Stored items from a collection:

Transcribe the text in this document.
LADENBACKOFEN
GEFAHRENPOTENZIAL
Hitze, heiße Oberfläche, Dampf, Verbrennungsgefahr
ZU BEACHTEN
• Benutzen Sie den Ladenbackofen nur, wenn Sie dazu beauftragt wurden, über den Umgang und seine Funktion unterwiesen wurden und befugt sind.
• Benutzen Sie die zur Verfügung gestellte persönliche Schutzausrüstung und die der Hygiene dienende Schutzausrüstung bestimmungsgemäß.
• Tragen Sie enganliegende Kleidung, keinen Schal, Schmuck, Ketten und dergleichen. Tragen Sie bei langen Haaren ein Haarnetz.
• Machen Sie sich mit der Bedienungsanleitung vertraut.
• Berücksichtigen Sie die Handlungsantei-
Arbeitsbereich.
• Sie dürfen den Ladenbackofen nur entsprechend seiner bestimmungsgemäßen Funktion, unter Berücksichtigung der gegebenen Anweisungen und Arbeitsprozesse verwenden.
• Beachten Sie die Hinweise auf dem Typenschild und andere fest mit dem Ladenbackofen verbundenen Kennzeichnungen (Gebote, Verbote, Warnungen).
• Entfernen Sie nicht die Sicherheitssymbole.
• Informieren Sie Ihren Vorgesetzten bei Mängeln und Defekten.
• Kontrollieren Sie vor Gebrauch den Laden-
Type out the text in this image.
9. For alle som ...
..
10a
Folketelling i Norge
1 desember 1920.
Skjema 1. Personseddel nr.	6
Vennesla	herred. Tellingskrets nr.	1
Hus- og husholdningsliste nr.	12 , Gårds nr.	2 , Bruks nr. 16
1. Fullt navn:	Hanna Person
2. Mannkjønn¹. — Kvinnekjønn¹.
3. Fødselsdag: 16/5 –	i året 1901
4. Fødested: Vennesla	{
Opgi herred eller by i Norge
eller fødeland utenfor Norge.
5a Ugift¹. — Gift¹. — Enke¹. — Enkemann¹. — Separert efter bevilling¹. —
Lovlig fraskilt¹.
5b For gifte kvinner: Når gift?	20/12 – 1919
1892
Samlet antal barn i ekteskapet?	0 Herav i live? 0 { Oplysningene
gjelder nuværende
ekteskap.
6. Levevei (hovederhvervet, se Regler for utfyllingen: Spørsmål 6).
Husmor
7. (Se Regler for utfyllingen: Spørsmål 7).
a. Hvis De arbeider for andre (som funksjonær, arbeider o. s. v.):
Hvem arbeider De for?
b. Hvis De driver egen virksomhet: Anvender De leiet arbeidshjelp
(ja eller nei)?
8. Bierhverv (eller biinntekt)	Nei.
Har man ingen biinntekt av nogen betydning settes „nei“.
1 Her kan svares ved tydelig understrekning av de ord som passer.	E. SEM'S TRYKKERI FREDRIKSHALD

**Objective:** Return every line of the material exactly.

**Exercise answer:**
Transcribe the text in this document.
LADENBACKOFEN
GEFAHRENPOTENZIAL
Hitze, heiße Oberfläche, Dampf, Verbrennungsgefahr
ZU BEACHTEN
• Benutzen Sie den Ladenbackofen nur, wenn Sie dazu beauftragt wurden, über den Umgang und seine Funktion unterwiesen wurden und befugt sind.
• Benutzen Sie die zur Verfügung gestellte persönliche Schutzausrüstung und die der Hygiene dienende Schutzausrüstung bestimmungsgemäß.
• Tragen Sie enganliegende Kleidung, keinen Schal, Schmuck, Ketten und dergleichen. Tragen Sie bei langen Haaren ein Haarnetz.
• Machen Sie sich mit der Bedienungsanleitung vertraut.
• Berücksichtigen Sie die Handlungsantei-
Arbeitsbereich.
• Sie dürfen den Ladenbackofen nur entsprechend seiner bestimmungsgemäßen Funktion, unter Berücksichtigung der gegebenen Anweisungen und Arbeitsprozesse verwenden.
• Beachten Sie die Hinweise auf dem Typenschild und andere fest mit dem Ladenbackofen verbundenen Kennzeichnungen (Gebote, Verbote, Warnungen).
• Entfernen Sie nicht die Sicherheitssymbole.
• Informieren Sie Ihren Vorgesetzten bei Mängeln und Defekten.
• Kontrollieren Sie vor Gebrauch den Laden-
Type out the text in this image.
9. For alle som ...
..
10a
Folketelling i Norge
1 desember 1920.
Skjema 1. Personseddel nr.	6
Vennesla	herred. Tellingskrets nr.	1
Hus- og husholdningsliste nr.	12 , Gårds nr.	2 , Bruks nr. 16
1. Fullt navn:	Hanna Person
2. Mannkjønn¹. — Kvinnekjønn¹.
3. Fødselsdag: 16/5 –	i året 1901
4. Fødested: Vennesla	{
Opgi herred eller by i Norge
eller fødeland utenfor Norge.
5a Ugift¹. — Gift¹. — Enke¹. — Enkemann¹. — Separert efter bevilling¹. —
Lovlig fraskilt¹.
5b For gifte kvinner: Når gift?	20/12 – 1919
1892
Samlet antal barn i ekteskapet?	0 Herav i live? 0 { Oplysningene
gjelder nuværende
ekteskap.
6. Levevei (hovederhvervet, se Regler for utfyllingen: Spørsmål 6).
Husmor
7. (Se Regler for utfyllingen: Spørsmål 7).
a. Hvis De arbeider for andre (som funksjonær, arbeider o. s. v.):
Hvem arbeider De for?
b. Hvis De driver egen virksomhet: Anvender De leiet arbeidshjelp
(ja eller nei)?
8. Bierhverv (eller biinntekt)	Nei.
Har man ingen biinntekt av nogen betydning settes „nei“.
1 Her kan svares ved tydelig understrekning av de ord som passer.	E. SEM'S TRYKKERI FREDRIKSHALD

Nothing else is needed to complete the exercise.